TO BE DONE => In the data, extract each line that holds the string "color".

|---|

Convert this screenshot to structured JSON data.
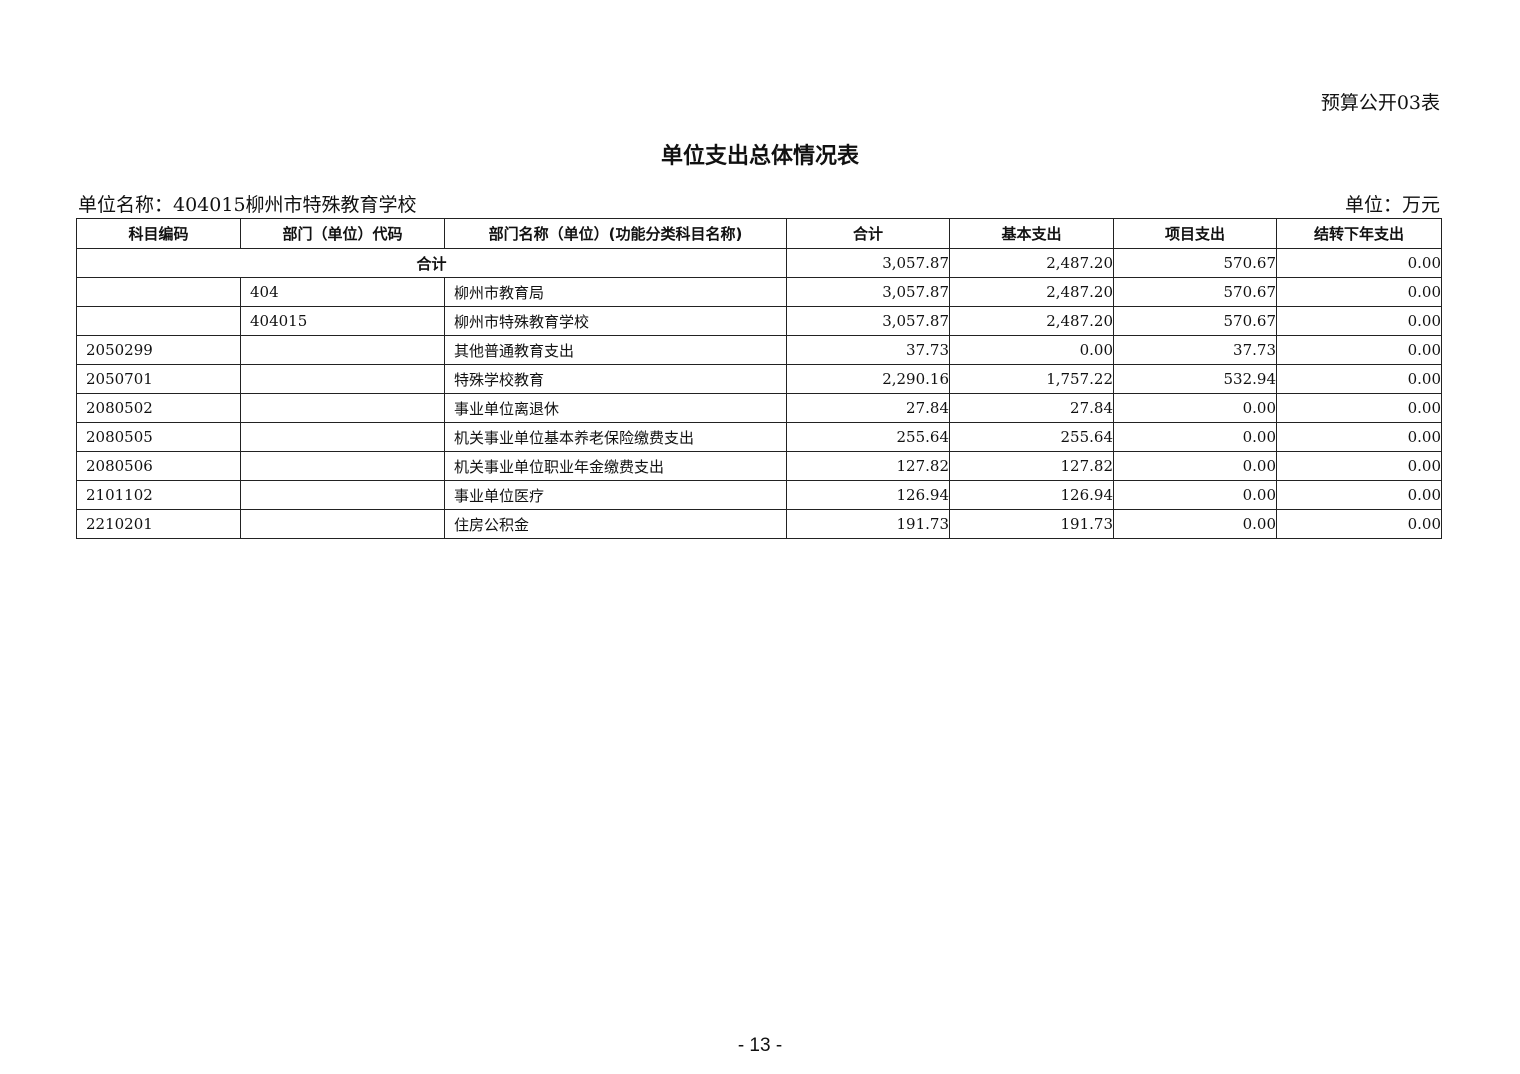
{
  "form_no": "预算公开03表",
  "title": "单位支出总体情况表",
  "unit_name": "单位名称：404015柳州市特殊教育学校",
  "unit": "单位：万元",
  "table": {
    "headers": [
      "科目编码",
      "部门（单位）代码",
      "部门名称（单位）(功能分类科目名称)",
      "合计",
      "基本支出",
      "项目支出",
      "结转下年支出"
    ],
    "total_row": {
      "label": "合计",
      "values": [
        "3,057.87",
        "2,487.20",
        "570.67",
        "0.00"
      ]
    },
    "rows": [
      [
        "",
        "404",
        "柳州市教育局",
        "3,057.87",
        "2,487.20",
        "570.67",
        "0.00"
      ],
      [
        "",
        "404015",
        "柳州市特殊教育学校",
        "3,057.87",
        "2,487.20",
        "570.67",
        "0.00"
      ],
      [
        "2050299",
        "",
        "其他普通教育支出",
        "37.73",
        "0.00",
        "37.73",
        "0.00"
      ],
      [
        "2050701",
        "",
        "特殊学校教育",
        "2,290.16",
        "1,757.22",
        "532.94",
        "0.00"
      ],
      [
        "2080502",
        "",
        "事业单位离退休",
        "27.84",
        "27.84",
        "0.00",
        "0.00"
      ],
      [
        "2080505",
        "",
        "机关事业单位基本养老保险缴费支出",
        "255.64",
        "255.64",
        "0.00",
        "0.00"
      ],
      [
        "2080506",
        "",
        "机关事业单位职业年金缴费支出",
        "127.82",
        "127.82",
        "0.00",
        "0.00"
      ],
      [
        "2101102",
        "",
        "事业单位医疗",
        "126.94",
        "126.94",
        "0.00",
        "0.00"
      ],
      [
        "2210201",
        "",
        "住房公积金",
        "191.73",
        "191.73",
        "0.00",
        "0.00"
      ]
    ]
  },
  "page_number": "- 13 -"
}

|---|

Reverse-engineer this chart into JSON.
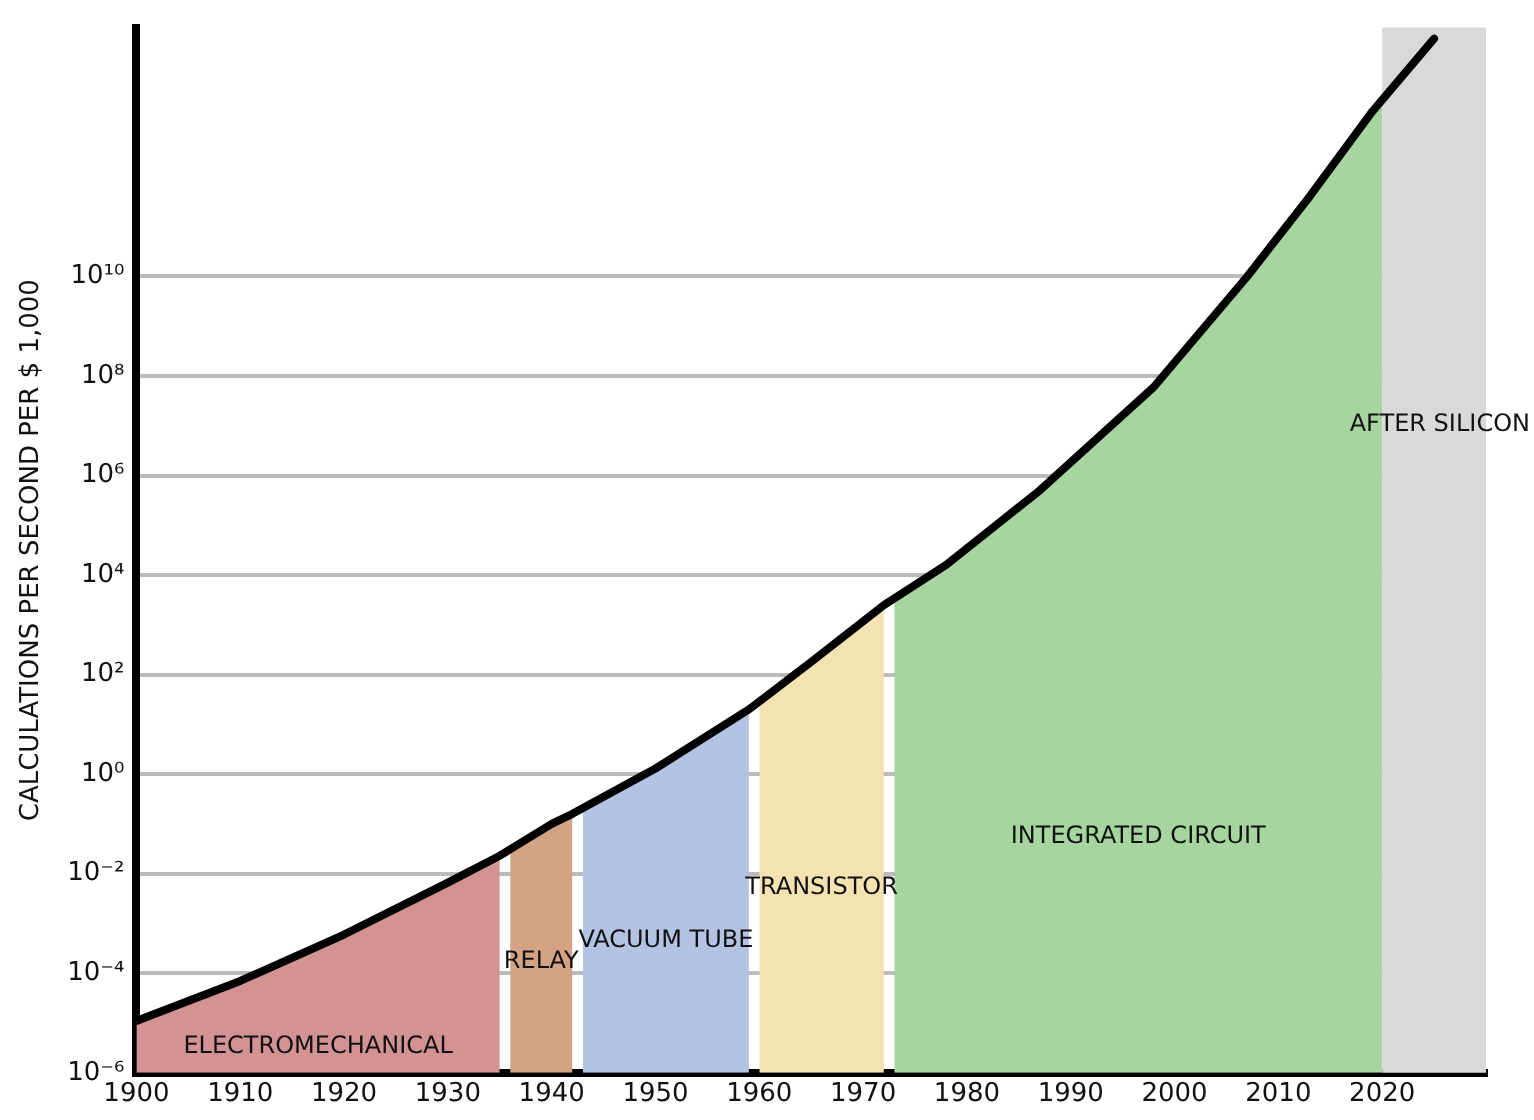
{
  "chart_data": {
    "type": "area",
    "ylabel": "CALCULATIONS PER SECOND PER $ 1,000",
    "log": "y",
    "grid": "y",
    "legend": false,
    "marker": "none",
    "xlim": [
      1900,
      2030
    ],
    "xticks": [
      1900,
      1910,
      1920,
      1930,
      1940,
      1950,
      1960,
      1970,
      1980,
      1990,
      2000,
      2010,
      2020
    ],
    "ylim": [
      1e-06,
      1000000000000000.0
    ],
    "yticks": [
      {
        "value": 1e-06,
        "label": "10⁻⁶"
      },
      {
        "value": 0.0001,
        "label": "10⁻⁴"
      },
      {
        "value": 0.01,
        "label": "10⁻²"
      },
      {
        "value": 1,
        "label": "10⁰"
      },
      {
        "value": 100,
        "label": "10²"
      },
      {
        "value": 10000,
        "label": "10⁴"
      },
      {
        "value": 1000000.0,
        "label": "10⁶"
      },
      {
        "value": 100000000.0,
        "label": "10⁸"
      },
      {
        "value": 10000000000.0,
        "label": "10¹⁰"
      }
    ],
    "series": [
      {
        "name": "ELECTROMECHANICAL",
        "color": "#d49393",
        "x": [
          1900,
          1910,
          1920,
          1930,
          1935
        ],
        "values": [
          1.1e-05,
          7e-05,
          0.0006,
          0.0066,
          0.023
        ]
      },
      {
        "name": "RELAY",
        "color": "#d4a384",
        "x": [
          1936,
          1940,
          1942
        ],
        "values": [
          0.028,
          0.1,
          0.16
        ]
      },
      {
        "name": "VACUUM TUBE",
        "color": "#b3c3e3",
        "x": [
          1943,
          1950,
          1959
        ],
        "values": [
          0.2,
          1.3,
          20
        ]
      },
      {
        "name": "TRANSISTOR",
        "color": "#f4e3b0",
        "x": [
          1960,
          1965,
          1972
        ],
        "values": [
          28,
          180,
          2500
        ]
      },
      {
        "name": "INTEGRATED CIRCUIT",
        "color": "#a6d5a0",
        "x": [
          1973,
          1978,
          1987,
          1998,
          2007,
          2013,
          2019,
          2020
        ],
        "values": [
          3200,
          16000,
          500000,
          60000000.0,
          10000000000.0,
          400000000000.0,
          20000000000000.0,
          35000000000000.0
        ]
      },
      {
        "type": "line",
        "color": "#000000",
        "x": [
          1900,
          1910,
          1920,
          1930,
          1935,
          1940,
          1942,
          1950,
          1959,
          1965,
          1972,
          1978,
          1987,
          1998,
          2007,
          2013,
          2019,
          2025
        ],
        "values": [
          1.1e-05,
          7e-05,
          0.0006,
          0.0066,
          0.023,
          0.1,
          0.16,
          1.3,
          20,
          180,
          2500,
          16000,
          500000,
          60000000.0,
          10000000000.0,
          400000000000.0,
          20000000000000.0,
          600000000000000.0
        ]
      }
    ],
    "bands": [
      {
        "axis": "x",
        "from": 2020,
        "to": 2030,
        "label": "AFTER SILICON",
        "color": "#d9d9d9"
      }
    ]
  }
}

|---|

EXERCISE SOLUTION =>
        "color": "#d49393",
        "color": "#d4a384",
        "color": "#b3c3e3",
        "color": "#f4e3b0",
        "color": "#a6d5a0",
        "color": "#000000",
        "color": "#d9d9d9"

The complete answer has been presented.